> _WHAT IS ASKED_
Write out all the lines again, precisely as they stand, but without the images.

> _TASK INPUT_
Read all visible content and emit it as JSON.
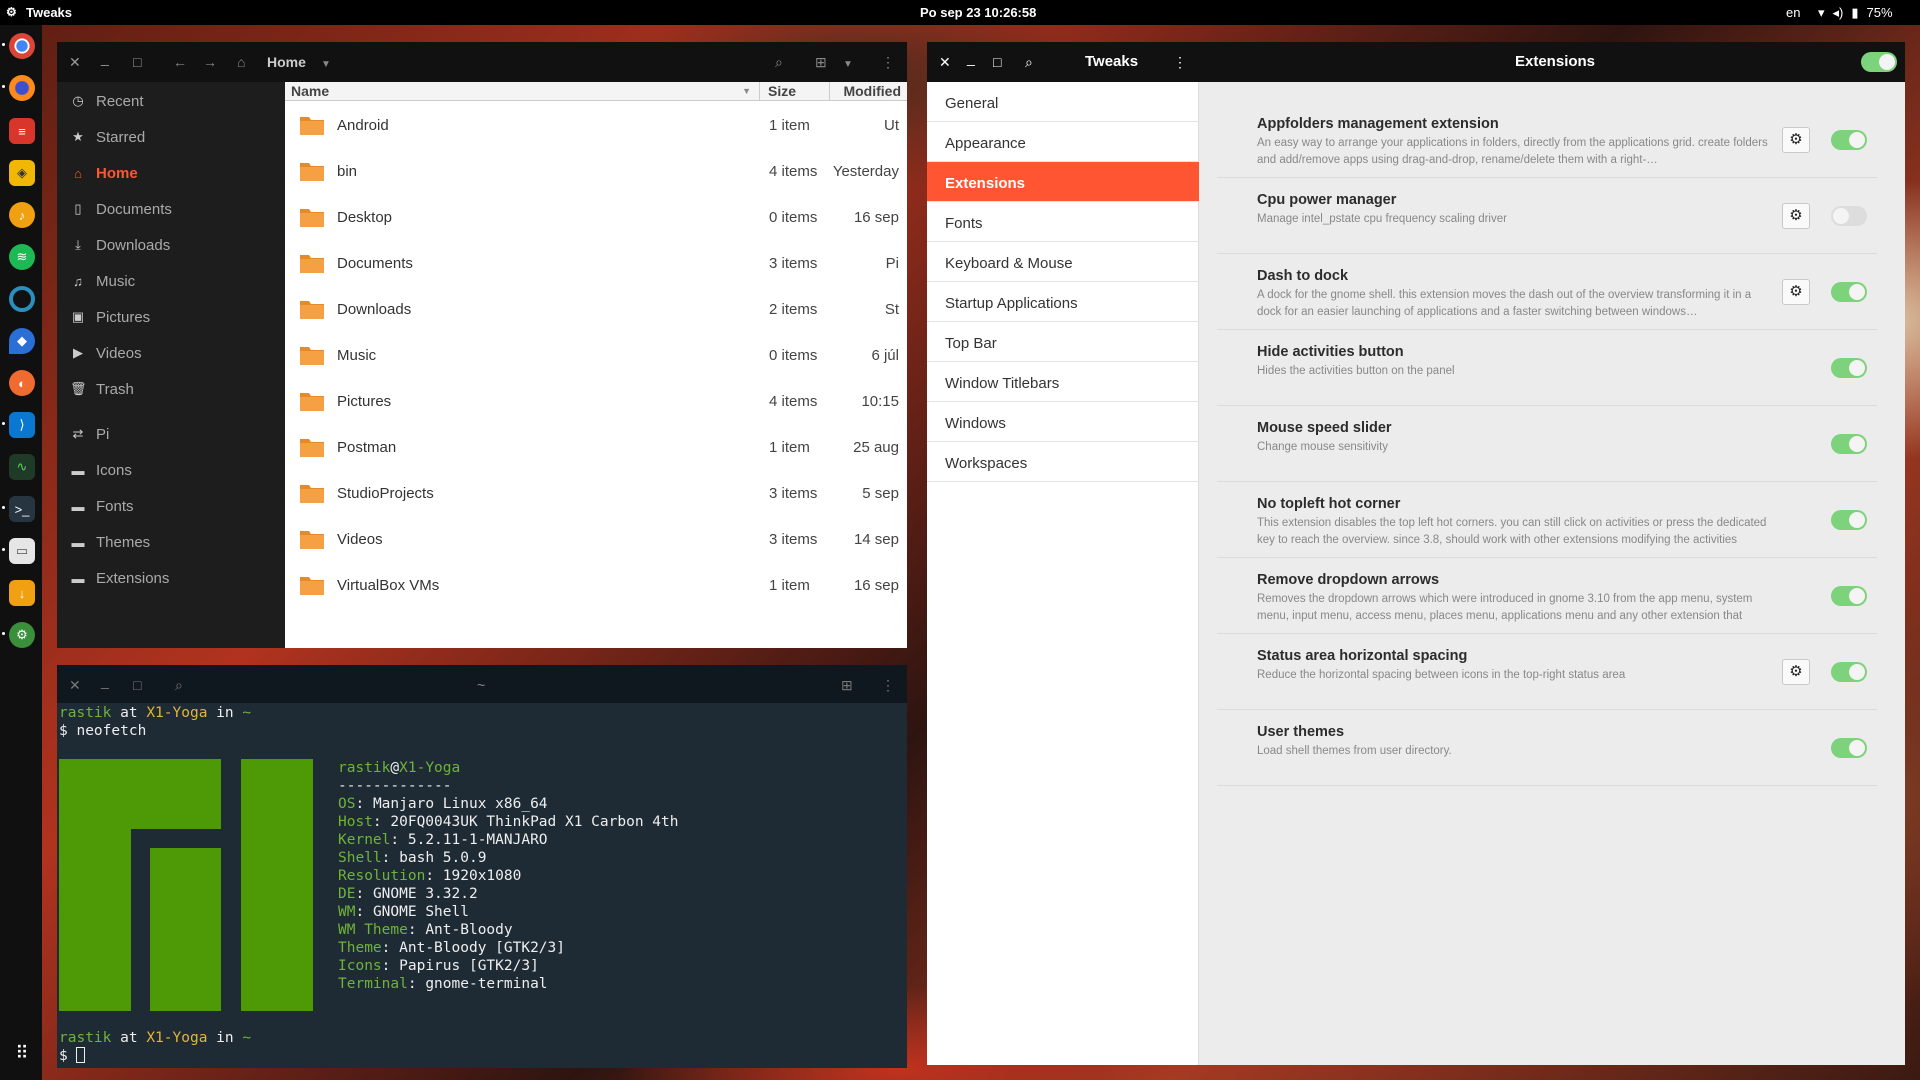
{
  "topbar": {
    "app_name": "Tweaks",
    "clock": "Po sep 23  10:26:58",
    "lang": "en",
    "battery": "75%"
  },
  "dock": {
    "icons": [
      "chrome-icon",
      "firefox-icon",
      "todo-icon",
      "lightbulb-icon",
      "music-player-icon",
      "spotify-icon",
      "browser-icon",
      "drop-icon",
      "orange-app-icon",
      "vscode-icon",
      "system-monitor-icon",
      "terminal-icon",
      "files-icon",
      "download-icon",
      "tweaks-icon",
      "app-grid-icon"
    ]
  },
  "files": {
    "path": "Home",
    "sidebar": [
      {
        "label": "Recent",
        "icon": "clock-icon"
      },
      {
        "label": "Starred",
        "icon": "star-icon"
      },
      {
        "label": "Home",
        "icon": "home-icon"
      },
      {
        "label": "Documents",
        "icon": "document-icon"
      },
      {
        "label": "Downloads",
        "icon": "download-icon"
      },
      {
        "label": "Music",
        "icon": "music-icon"
      },
      {
        "label": "Pictures",
        "icon": "picture-icon"
      },
      {
        "label": "Videos",
        "icon": "video-icon"
      },
      {
        "label": "Trash",
        "icon": "trash-icon"
      },
      {
        "label": "Pi",
        "icon": "network-icon"
      },
      {
        "label": "Icons",
        "icon": "folder-icon"
      },
      {
        "label": "Fonts",
        "icon": "folder-icon"
      },
      {
        "label": "Themes",
        "icon": "folder-icon"
      },
      {
        "label": "Extensions",
        "icon": "folder-icon"
      }
    ],
    "columns": {
      "name": "Name",
      "size": "Size",
      "modified": "Modified"
    },
    "rows": [
      {
        "name": "Android",
        "size": "1 item",
        "modified": "Ut"
      },
      {
        "name": "bin",
        "size": "4 items",
        "modified": "Yesterday"
      },
      {
        "name": "Desktop",
        "size": "0 items",
        "modified": "16 sep"
      },
      {
        "name": "Documents",
        "size": "3 items",
        "modified": "Pi"
      },
      {
        "name": "Downloads",
        "size": "2 items",
        "modified": "St"
      },
      {
        "name": "Music",
        "size": "0 items",
        "modified": "6 júl"
      },
      {
        "name": "Pictures",
        "size": "4 items",
        "modified": "10:15"
      },
      {
        "name": "Postman",
        "size": "1 item",
        "modified": "25 aug"
      },
      {
        "name": "StudioProjects",
        "size": "3 items",
        "modified": "5 sep"
      },
      {
        "name": "Videos",
        "size": "3 items",
        "modified": "14 sep"
      },
      {
        "name": "VirtualBox VMs",
        "size": "1 item",
        "modified": "16 sep"
      }
    ],
    "folder_color": "#f39c3c"
  },
  "terminal": {
    "title": "~",
    "prompt_user": "rastik",
    "prompt_at": " at ",
    "prompt_host": "X1-Yoga",
    "prompt_in": " in ",
    "prompt_dir": "~",
    "command": "$ neofetch",
    "userhost_user": "rastik",
    "userhost_at": "@",
    "userhost_host": "X1-Yoga",
    "separator": "-------------",
    "info": [
      {
        "k": "OS",
        "v": "Manjaro Linux x86_64"
      },
      {
        "k": "Host",
        "v": "20FQ0043UK ThinkPad X1 Carbon 4th"
      },
      {
        "k": "Kernel",
        "v": "5.2.11-1-MANJARO"
      },
      {
        "k": "Shell",
        "v": "bash 5.0.9"
      },
      {
        "k": "Resolution",
        "v": "1920x1080"
      },
      {
        "k": "DE",
        "v": "GNOME 3.32.2"
      },
      {
        "k": "WM",
        "v": "GNOME Shell"
      },
      {
        "k": "WM Theme",
        "v": "Ant-Bloody"
      },
      {
        "k": "Theme",
        "v": "Ant-Bloody [GTK2/3]"
      },
      {
        "k": "Icons",
        "v": "Papirus [GTK2/3]"
      },
      {
        "k": "Terminal",
        "v": "gnome-terminal"
      }
    ],
    "prompt2": "$ ",
    "logo_color": "#4e9a06"
  },
  "tweaks": {
    "title": "Tweaks",
    "panel_title": "Extensions",
    "sections": [
      "General",
      "Appearance",
      "Extensions",
      "Fonts",
      "Keyboard & Mouse",
      "Startup Applications",
      "Top Bar",
      "Window Titlebars",
      "Windows",
      "Workspaces"
    ],
    "active_section": "Extensions",
    "extensions": [
      {
        "title": "Appfolders management extension",
        "desc": "An easy way to arrange your applications in folders, directly from the applications grid. create folders and add/remove apps using drag-and-drop, rename/delete them with a right-…",
        "settings": true,
        "enabled": true
      },
      {
        "title": "Cpu power manager",
        "desc": "Manage intel_pstate cpu frequency scaling driver",
        "settings": true,
        "enabled": false
      },
      {
        "title": "Dash to dock",
        "desc": "A dock for the gnome shell. this extension moves the dash out of the overview transforming it in a dock for an easier launching of applications and a faster switching between windows…",
        "settings": true,
        "enabled": true
      },
      {
        "title": "Hide activities button",
        "desc": "Hides the activities button on the panel",
        "settings": false,
        "enabled": true
      },
      {
        "title": "Mouse speed slider",
        "desc": "Change mouse sensitivity",
        "settings": false,
        "enabled": true
      },
      {
        "title": "No topleft hot corner",
        "desc": "This extension disables the top left hot corners. you can still click on activities or press the dedicated key to reach the overview. since 3.8, should work with other extensions modifying the activities butt…",
        "settings": false,
        "enabled": true
      },
      {
        "title": "Remove dropdown arrows",
        "desc": "Removes the dropdown arrows which were introduced in gnome 3.10 from the app menu, system menu, input menu, access menu, places menu, applications menu and any other extension that wa…",
        "settings": false,
        "enabled": true
      },
      {
        "title": "Status area horizontal spacing",
        "desc": "Reduce the horizontal spacing between icons in the top-right status area",
        "settings": true,
        "enabled": true
      },
      {
        "title": "User themes",
        "desc": "Load shell themes from user directory.",
        "settings": false,
        "enabled": true
      }
    ],
    "master_enabled": true,
    "accent": "#ff5533",
    "toggle_on": "#7cd37c"
  }
}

> _OUTPUT FOR THIS TASK_
Read all visible content and emit it as JSON.
{
  "topbar": {
    "app_name": "Tweaks",
    "clock": "Po sep 23  10:26:58",
    "lang": "en",
    "battery": "75%"
  },
  "dock": {
    "icons": [
      "chrome-icon",
      "firefox-icon",
      "todo-icon",
      "lightbulb-icon",
      "music-player-icon",
      "spotify-icon",
      "browser-icon",
      "drop-icon",
      "orange-app-icon",
      "vscode-icon",
      "system-monitor-icon",
      "terminal-icon",
      "files-icon",
      "download-icon",
      "tweaks-icon",
      "app-grid-icon"
    ]
  },
  "files": {
    "path": "Home",
    "sidebar": [
      {
        "label": "Recent",
        "icon": "clock-icon"
      },
      {
        "label": "Starred",
        "icon": "star-icon"
      },
      {
        "label": "Home",
        "icon": "home-icon"
      },
      {
        "label": "Documents",
        "icon": "document-icon"
      },
      {
        "label": "Downloads",
        "icon": "download-icon"
      },
      {
        "label": "Music",
        "icon": "music-icon"
      },
      {
        "label": "Pictures",
        "icon": "picture-icon"
      },
      {
        "label": "Videos",
        "icon": "video-icon"
      },
      {
        "label": "Trash",
        "icon": "trash-icon"
      },
      {
        "label": "Pi",
        "icon": "network-icon"
      },
      {
        "label": "Icons",
        "icon": "folder-icon"
      },
      {
        "label": "Fonts",
        "icon": "folder-icon"
      },
      {
        "label": "Themes",
        "icon": "folder-icon"
      },
      {
        "label": "Extensions",
        "icon": "folder-icon"
      }
    ],
    "columns": {
      "name": "Name",
      "size": "Size",
      "modified": "Modified"
    },
    "rows": [
      {
        "name": "Android",
        "size": "1 item",
        "modified": "Ut"
      },
      {
        "name": "bin",
        "size": "4 items",
        "modified": "Yesterday"
      },
      {
        "name": "Desktop",
        "size": "0 items",
        "modified": "16 sep"
      },
      {
        "name": "Documents",
        "size": "3 items",
        "modified": "Pi"
      },
      {
        "name": "Downloads",
        "size": "2 items",
        "modified": "St"
      },
      {
        "name": "Music",
        "size": "0 items",
        "modified": "6 júl"
      },
      {
        "name": "Pictures",
        "size": "4 items",
        "modified": "10:15"
      },
      {
        "name": "Postman",
        "size": "1 item",
        "modified": "25 aug"
      },
      {
        "name": "StudioProjects",
        "size": "3 items",
        "modified": "5 sep"
      },
      {
        "name": "Videos",
        "size": "3 items",
        "modified": "14 sep"
      },
      {
        "name": "VirtualBox VMs",
        "size": "1 item",
        "modified": "16 sep"
      }
    ],
    "folder_color": "#f39c3c"
  },
  "terminal": {
    "title": "~",
    "prompt_user": "rastik",
    "prompt_at": " at ",
    "prompt_host": "X1-Yoga",
    "prompt_in": " in ",
    "prompt_dir": "~",
    "command": "$ neofetch",
    "userhost_user": "rastik",
    "userhost_at": "@",
    "userhost_host": "X1-Yoga",
    "separator": "-------------",
    "info": [
      {
        "k": "OS",
        "v": "Manjaro Linux x86_64"
      },
      {
        "k": "Host",
        "v": "20FQ0043UK ThinkPad X1 Carbon 4th"
      },
      {
        "k": "Kernel",
        "v": "5.2.11-1-MANJARO"
      },
      {
        "k": "Shell",
        "v": "bash 5.0.9"
      },
      {
        "k": "Resolution",
        "v": "1920x1080"
      },
      {
        "k": "DE",
        "v": "GNOME 3.32.2"
      },
      {
        "k": "WM",
        "v": "GNOME Shell"
      },
      {
        "k": "WM Theme",
        "v": "Ant-Bloody"
      },
      {
        "k": "Theme",
        "v": "Ant-Bloody [GTK2/3]"
      },
      {
        "k": "Icons",
        "v": "Papirus [GTK2/3]"
      },
      {
        "k": "Terminal",
        "v": "gnome-terminal"
      }
    ],
    "prompt2": "$ ",
    "logo_color": "#4e9a06"
  },
  "tweaks": {
    "title": "Tweaks",
    "panel_title": "Extensions",
    "sections": [
      "General",
      "Appearance",
      "Extensions",
      "Fonts",
      "Keyboard & Mouse",
      "Startup Applications",
      "Top Bar",
      "Window Titlebars",
      "Windows",
      "Workspaces"
    ],
    "active_section": "Extensions",
    "extensions": [
      {
        "title": "Appfolders management extension",
        "desc": "An easy way to arrange your applications in folders, directly from the applications grid. create folders and add/remove apps using drag-and-drop, rename/delete them with a right-…",
        "settings": true,
        "enabled": true
      },
      {
        "title": "Cpu power manager",
        "desc": "Manage intel_pstate cpu frequency scaling driver",
        "settings": true,
        "enabled": false
      },
      {
        "title": "Dash to dock",
        "desc": "A dock for the gnome shell. this extension moves the dash out of the overview transforming it in a dock for an easier launching of applications and a faster switching between windows…",
        "settings": true,
        "enabled": true
      },
      {
        "title": "Hide activities button",
        "desc": "Hides the activities button on the panel",
        "settings": false,
        "enabled": true
      },
      {
        "title": "Mouse speed slider",
        "desc": "Change mouse sensitivity",
        "settings": false,
        "enabled": true
      },
      {
        "title": "No topleft hot corner",
        "desc": "This extension disables the top left hot corners. you can still click on activities or press the dedicated key to reach the overview. since 3.8, should work with other extensions modifying the activities butt…",
        "settings": false,
        "enabled": true
      },
      {
        "title": "Remove dropdown arrows",
        "desc": "Removes the dropdown arrows which were introduced in gnome 3.10 from the app menu, system menu, input menu, access menu, places menu, applications menu and any other extension that wa…",
        "settings": false,
        "enabled": true
      },
      {
        "title": "Status area horizontal spacing",
        "desc": "Reduce the horizontal spacing between icons in the top-right status area",
        "settings": true,
        "enabled": true
      },
      {
        "title": "User themes",
        "desc": "Load shell themes from user directory.",
        "settings": false,
        "enabled": true
      }
    ],
    "master_enabled": true,
    "accent": "#ff5533",
    "toggle_on": "#7cd37c"
  }
}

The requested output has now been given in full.